What to produce: Omit every picture and output the rest of the records exactly as they are.

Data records
..............................
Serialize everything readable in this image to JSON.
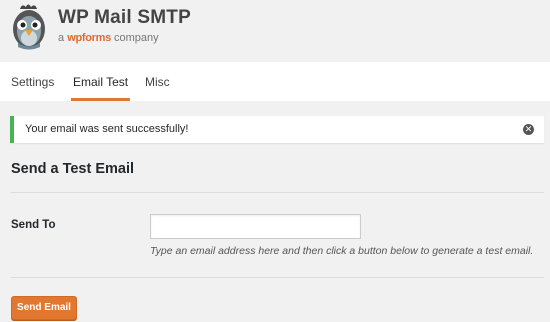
{
  "header": {
    "title": "WP Mail SMTP",
    "sub_prefix": "a",
    "sub_brand": "wpforms",
    "sub_suffix": "company",
    "logo_icon": "pigeon-mascot-icon"
  },
  "tabs": [
    {
      "label": "Settings",
      "active": false
    },
    {
      "label": "Email Test",
      "active": true
    },
    {
      "label": "Misc",
      "active": false
    }
  ],
  "notice": {
    "text": "Your email was sent successfully!",
    "status_color": "#46b450",
    "dismiss_icon": "dismiss-icon"
  },
  "form": {
    "section_title": "Send a Test Email",
    "send_to_label": "Send To",
    "send_to_value": "",
    "help_text": "Type an email address here and then click a button below to generate a test email.",
    "button_label": "Send Email"
  },
  "colors": {
    "accent": "#e27730",
    "background": "#f1f1f1"
  }
}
..............................
Finished exercise:
Serialize everything readable in this image to JSON.
{
  "header": {
    "title": "WP Mail SMTP",
    "sub_prefix": "a",
    "sub_brand": "wpforms",
    "sub_suffix": "company",
    "logo_icon": "pigeon-mascot-icon"
  },
  "tabs": [
    {
      "label": "Settings",
      "active": false
    },
    {
      "label": "Email Test",
      "active": true
    },
    {
      "label": "Misc",
      "active": false
    }
  ],
  "notice": {
    "text": "Your email was sent successfully!",
    "status_color": "#46b450",
    "dismiss_icon": "dismiss-icon"
  },
  "form": {
    "section_title": "Send a Test Email",
    "send_to_label": "Send To",
    "send_to_value": "",
    "help_text": "Type an email address here and then click a button below to generate a test email.",
    "button_label": "Send Email"
  },
  "colors": {
    "accent": "#e27730",
    "background": "#f1f1f1"
  }
}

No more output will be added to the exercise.